Data records:
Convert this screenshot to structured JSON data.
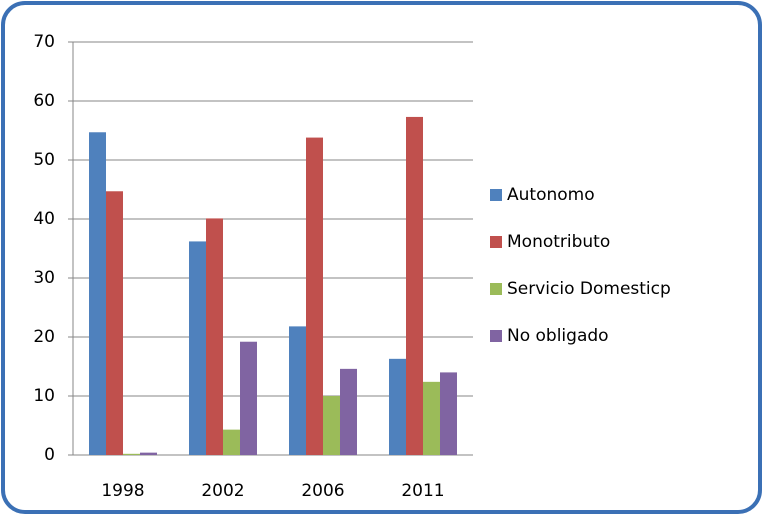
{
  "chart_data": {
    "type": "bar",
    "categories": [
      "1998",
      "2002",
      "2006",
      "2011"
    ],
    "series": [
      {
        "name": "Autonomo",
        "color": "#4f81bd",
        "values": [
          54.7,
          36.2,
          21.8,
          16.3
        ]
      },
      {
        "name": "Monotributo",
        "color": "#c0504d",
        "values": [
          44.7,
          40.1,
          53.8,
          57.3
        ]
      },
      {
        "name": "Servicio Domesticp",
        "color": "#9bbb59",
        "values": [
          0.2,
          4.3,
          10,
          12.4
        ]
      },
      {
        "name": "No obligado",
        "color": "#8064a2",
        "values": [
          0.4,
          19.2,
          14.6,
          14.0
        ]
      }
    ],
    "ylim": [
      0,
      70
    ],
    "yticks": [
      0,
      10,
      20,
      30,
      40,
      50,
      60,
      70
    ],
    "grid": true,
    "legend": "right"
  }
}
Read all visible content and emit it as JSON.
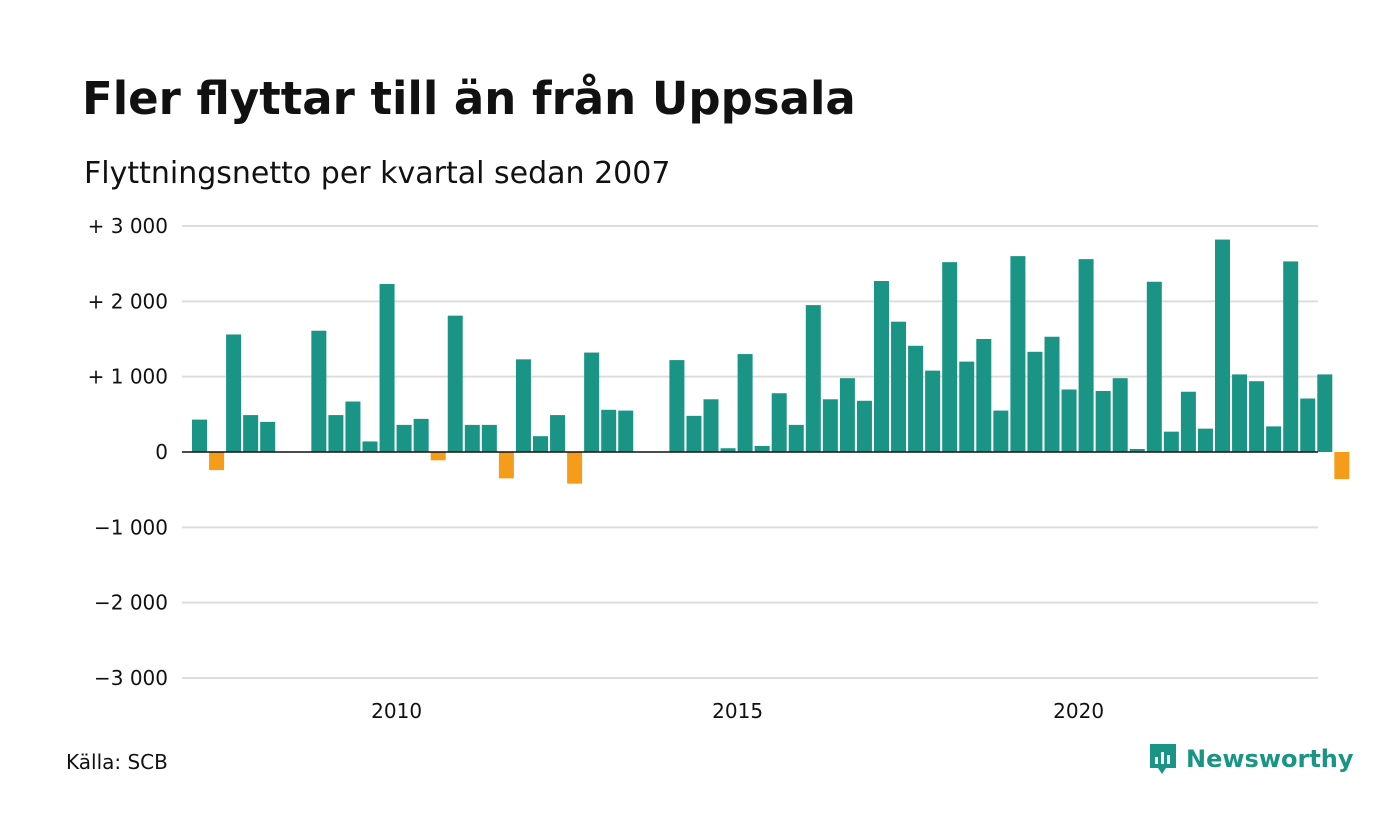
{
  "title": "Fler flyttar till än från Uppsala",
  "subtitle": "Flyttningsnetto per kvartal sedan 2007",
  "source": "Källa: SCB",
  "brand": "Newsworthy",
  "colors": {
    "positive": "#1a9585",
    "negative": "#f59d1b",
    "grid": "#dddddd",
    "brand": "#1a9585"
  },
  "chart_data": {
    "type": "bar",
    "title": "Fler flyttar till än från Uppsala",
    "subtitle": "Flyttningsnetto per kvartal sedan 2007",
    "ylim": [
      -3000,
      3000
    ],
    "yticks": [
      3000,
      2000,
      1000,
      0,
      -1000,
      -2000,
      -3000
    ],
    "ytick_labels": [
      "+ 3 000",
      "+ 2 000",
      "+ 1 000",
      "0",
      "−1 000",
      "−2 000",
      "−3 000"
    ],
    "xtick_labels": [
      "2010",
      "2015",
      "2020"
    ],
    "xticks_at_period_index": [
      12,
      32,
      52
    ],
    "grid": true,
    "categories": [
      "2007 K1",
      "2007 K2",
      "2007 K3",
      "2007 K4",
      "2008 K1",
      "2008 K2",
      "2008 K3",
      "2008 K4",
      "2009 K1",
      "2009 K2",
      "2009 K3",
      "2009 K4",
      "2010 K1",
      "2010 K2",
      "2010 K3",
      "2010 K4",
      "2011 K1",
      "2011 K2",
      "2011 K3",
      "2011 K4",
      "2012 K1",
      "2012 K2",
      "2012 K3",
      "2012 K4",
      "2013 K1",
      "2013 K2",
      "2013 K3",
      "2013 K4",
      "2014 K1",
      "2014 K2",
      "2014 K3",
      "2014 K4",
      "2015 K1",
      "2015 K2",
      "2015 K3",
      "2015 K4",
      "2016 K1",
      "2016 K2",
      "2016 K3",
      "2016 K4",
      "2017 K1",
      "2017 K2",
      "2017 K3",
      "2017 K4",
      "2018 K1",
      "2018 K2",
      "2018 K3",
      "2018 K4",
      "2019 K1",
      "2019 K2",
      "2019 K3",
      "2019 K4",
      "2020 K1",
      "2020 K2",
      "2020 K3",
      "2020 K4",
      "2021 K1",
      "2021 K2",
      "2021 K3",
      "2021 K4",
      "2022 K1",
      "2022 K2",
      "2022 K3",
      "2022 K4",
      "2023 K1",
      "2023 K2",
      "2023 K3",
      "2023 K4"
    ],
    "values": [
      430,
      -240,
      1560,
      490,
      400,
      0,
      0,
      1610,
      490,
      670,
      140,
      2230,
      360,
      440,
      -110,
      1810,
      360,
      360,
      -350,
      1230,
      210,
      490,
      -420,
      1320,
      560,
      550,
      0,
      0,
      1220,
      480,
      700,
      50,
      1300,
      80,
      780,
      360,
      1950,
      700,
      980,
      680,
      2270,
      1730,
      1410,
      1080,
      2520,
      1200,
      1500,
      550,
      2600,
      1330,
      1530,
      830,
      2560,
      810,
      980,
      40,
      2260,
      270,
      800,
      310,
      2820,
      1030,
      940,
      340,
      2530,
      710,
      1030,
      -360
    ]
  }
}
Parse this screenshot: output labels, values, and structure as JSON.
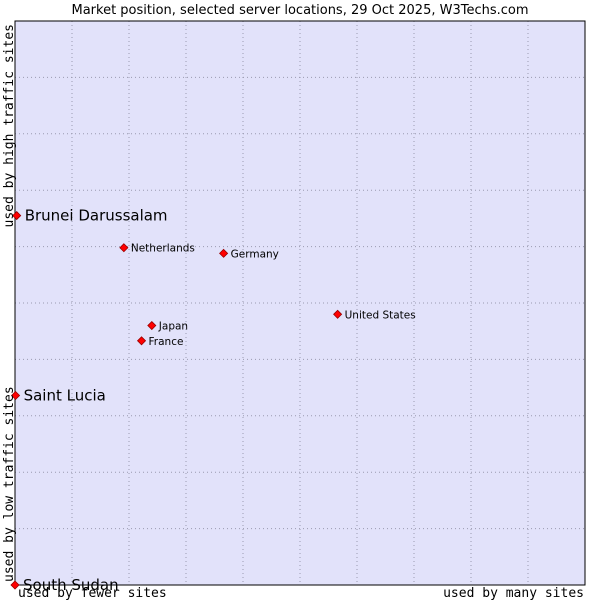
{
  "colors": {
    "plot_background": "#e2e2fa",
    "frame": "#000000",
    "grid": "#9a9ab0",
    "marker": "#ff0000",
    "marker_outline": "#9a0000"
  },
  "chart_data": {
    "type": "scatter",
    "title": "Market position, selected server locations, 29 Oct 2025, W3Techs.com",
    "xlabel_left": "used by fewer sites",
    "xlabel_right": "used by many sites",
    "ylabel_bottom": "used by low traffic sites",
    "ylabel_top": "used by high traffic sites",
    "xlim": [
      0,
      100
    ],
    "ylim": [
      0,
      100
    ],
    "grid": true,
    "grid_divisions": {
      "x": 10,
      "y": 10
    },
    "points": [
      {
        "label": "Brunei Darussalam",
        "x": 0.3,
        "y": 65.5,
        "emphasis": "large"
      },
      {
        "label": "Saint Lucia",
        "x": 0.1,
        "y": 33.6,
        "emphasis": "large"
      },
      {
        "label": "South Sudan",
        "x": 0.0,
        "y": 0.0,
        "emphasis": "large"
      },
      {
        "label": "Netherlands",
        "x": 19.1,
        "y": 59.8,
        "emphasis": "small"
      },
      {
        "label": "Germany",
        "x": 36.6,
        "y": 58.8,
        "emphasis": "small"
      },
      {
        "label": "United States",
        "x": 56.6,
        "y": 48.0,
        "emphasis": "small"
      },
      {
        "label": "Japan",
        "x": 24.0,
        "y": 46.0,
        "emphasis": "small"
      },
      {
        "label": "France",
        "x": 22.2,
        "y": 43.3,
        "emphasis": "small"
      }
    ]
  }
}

» WORK TO BE COMPLETED: Reproduce the full listing above verbatim, with no pictures included.

» THE COMPLETED TASK:
Convert this screenshot to structured JSON data.
{
  "chart_data": {
    "type": "bar",
    "categories": [
      "1998",
      "2002",
      "2006",
      "2011"
    ],
    "series": [
      {
        "name": "Autonomo",
        "color": "#4f81bd",
        "values": [
          54.7,
          36.2,
          21.8,
          16.3
        ]
      },
      {
        "name": "Monotributo",
        "color": "#c0504d",
        "values": [
          44.7,
          40.1,
          53.8,
          57.3
        ]
      },
      {
        "name": "Servicio Domesticp",
        "color": "#9bbb59",
        "values": [
          0.2,
          4.3,
          10,
          12.4
        ]
      },
      {
        "name": "No obligado",
        "color": "#8064a2",
        "values": [
          0.4,
          19.2,
          14.6,
          14.0
        ]
      }
    ],
    "ylim": [
      0,
      70
    ],
    "yticks": [
      0,
      10,
      20,
      30,
      40,
      50,
      60,
      70
    ],
    "grid": true,
    "legend": "right"
  }
}
Read all visible content and emit it as JSON.
{
  "title": "Fler flyttar till än från Uppsala",
  "subtitle": "Flyttningsnetto per kvartal sedan 2007",
  "source": "Källa: SCB",
  "brand": "Newsworthy",
  "colors": {
    "positive": "#1a9585",
    "negative": "#f59d1b",
    "grid": "#dddddd",
    "brand": "#1a9585"
  },
  "chart_data": {
    "type": "bar",
    "title": "Fler flyttar till än från Uppsala",
    "subtitle": "Flyttningsnetto per kvartal sedan 2007",
    "ylim": [
      -3000,
      3000
    ],
    "yticks": [
      3000,
      2000,
      1000,
      0,
      -1000,
      -2000,
      -3000
    ],
    "ytick_labels": [
      "+ 3 000",
      "+ 2 000",
      "+ 1 000",
      "0",
      "−1 000",
      "−2 000",
      "−3 000"
    ],
    "xtick_labels": [
      "2010",
      "2015",
      "2020"
    ],
    "xticks_at_period_index": [
      12,
      32,
      52
    ],
    "grid": true,
    "categories": [
      "2007 K1",
      "2007 K2",
      "2007 K3",
      "2007 K4",
      "2008 K1",
      "2008 K2",
      "2008 K3",
      "2008 K4",
      "2009 K1",
      "2009 K2",
      "2009 K3",
      "2009 K4",
      "2010 K1",
      "2010 K2",
      "2010 K3",
      "2010 K4",
      "2011 K1",
      "2011 K2",
      "2011 K3",
      "2011 K4",
      "2012 K1",
      "2012 K2",
      "2012 K3",
      "2012 K4",
      "2013 K1",
      "2013 K2",
      "2013 K3",
      "2013 K4",
      "2014 K1",
      "2014 K2",
      "2014 K3",
      "2014 K4",
      "2015 K1",
      "2015 K2",
      "2015 K3",
      "2015 K4",
      "2016 K1",
      "2016 K2",
      "2016 K3",
      "2016 K4",
      "2017 K1",
      "2017 K2",
      "2017 K3",
      "2017 K4",
      "2018 K1",
      "2018 K2",
      "2018 K3",
      "2018 K4",
      "2019 K1",
      "2019 K2",
      "2019 K3",
      "2019 K4",
      "2020 K1",
      "2020 K2",
      "2020 K3",
      "2020 K4",
      "2021 K1",
      "2021 K2",
      "2021 K3",
      "2021 K4",
      "2022 K1",
      "2022 K2",
      "2022 K3",
      "2022 K4",
      "2023 K1",
      "2023 K2",
      "2023 K3",
      "2023 K4"
    ],
    "values": [
      430,
      -240,
      1560,
      490,
      400,
      0,
      0,
      1610,
      490,
      670,
      140,
      2230,
      360,
      440,
      -110,
      1810,
      360,
      360,
      -350,
      1230,
      210,
      490,
      -420,
      1320,
      560,
      550,
      0,
      0,
      1220,
      480,
      700,
      50,
      1300,
      80,
      780,
      360,
      1950,
      700,
      980,
      680,
      2270,
      1730,
      1410,
      1080,
      2520,
      1200,
      1500,
      550,
      2600,
      1330,
      1530,
      830,
      2560,
      810,
      980,
      40,
      2260,
      270,
      800,
      310,
      2820,
      1030,
      940,
      340,
      2530,
      710,
      1030,
      -360
    ]
  }
}
Parse this screenshot: output labels, values, and structure as JSON.
{
  "colors": {
    "plot_background": "#e2e2fa",
    "frame": "#000000",
    "grid": "#9a9ab0",
    "marker": "#ff0000",
    "marker_outline": "#9a0000"
  },
  "chart_data": {
    "type": "scatter",
    "title": "Market position, selected server locations, 29 Oct 2025, W3Techs.com",
    "xlabel_left": "used by fewer sites",
    "xlabel_right": "used by many sites",
    "ylabel_bottom": "used by low traffic sites",
    "ylabel_top": "used by high traffic sites",
    "xlim": [
      0,
      100
    ],
    "ylim": [
      0,
      100
    ],
    "grid": true,
    "grid_divisions": {
      "x": 10,
      "y": 10
    },
    "points": [
      {
        "label": "Brunei Darussalam",
        "x": 0.3,
        "y": 65.5,
        "emphasis": "large"
      },
      {
        "label": "Saint Lucia",
        "x": 0.1,
        "y": 33.6,
        "emphasis": "large"
      },
      {
        "label": "South Sudan",
        "x": 0.0,
        "y": 0.0,
        "emphasis": "large"
      },
      {
        "label": "Netherlands",
        "x": 19.1,
        "y": 59.8,
        "emphasis": "small"
      },
      {
        "label": "Germany",
        "x": 36.6,
        "y": 58.8,
        "emphasis": "small"
      },
      {
        "label": "United States",
        "x": 56.6,
        "y": 48.0,
        "emphasis": "small"
      },
      {
        "label": "Japan",
        "x": 24.0,
        "y": 46.0,
        "emphasis": "small"
      },
      {
        "label": "France",
        "x": 22.2,
        "y": 43.3,
        "emphasis": "small"
      }
    ]
  }
}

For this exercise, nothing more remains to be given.